Items:
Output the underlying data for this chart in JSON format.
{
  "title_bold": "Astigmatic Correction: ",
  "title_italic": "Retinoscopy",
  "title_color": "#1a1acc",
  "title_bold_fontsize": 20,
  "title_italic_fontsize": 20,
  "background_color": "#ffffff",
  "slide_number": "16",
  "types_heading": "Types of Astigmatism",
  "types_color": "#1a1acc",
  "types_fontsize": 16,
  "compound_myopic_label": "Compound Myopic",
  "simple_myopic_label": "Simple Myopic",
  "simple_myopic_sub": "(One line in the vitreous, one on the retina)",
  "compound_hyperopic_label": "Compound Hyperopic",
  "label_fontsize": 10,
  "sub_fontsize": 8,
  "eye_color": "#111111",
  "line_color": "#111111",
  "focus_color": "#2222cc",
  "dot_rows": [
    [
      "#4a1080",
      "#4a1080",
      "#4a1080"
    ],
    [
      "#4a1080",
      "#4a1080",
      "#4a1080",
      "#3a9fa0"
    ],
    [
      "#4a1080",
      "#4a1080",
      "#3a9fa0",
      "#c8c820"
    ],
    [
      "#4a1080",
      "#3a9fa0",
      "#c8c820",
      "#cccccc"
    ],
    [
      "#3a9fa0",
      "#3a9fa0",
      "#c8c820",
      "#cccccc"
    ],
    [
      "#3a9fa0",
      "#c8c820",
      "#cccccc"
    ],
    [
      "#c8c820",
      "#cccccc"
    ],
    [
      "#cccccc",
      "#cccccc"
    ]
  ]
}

What is asked: Reproduce the data in full, exactly as presented.

Task solution:
Output the underlying data for this chart in JSON format.
{
  "title_bold": "Astigmatic Correction: ",
  "title_italic": "Retinoscopy",
  "title_color": "#1a1acc",
  "title_bold_fontsize": 20,
  "title_italic_fontsize": 20,
  "background_color": "#ffffff",
  "slide_number": "16",
  "types_heading": "Types of Astigmatism",
  "types_color": "#1a1acc",
  "types_fontsize": 16,
  "compound_myopic_label": "Compound Myopic",
  "simple_myopic_label": "Simple Myopic",
  "simple_myopic_sub": "(One line in the vitreous, one on the retina)",
  "compound_hyperopic_label": "Compound Hyperopic",
  "label_fontsize": 10,
  "sub_fontsize": 8,
  "eye_color": "#111111",
  "line_color": "#111111",
  "focus_color": "#2222cc",
  "dot_rows": [
    [
      "#4a1080",
      "#4a1080",
      "#4a1080"
    ],
    [
      "#4a1080",
      "#4a1080",
      "#4a1080",
      "#3a9fa0"
    ],
    [
      "#4a1080",
      "#4a1080",
      "#3a9fa0",
      "#c8c820"
    ],
    [
      "#4a1080",
      "#3a9fa0",
      "#c8c820",
      "#cccccc"
    ],
    [
      "#3a9fa0",
      "#3a9fa0",
      "#c8c820",
      "#cccccc"
    ],
    [
      "#3a9fa0",
      "#c8c820",
      "#cccccc"
    ],
    [
      "#c8c820",
      "#cccccc"
    ],
    [
      "#cccccc",
      "#cccccc"
    ]
  ]
}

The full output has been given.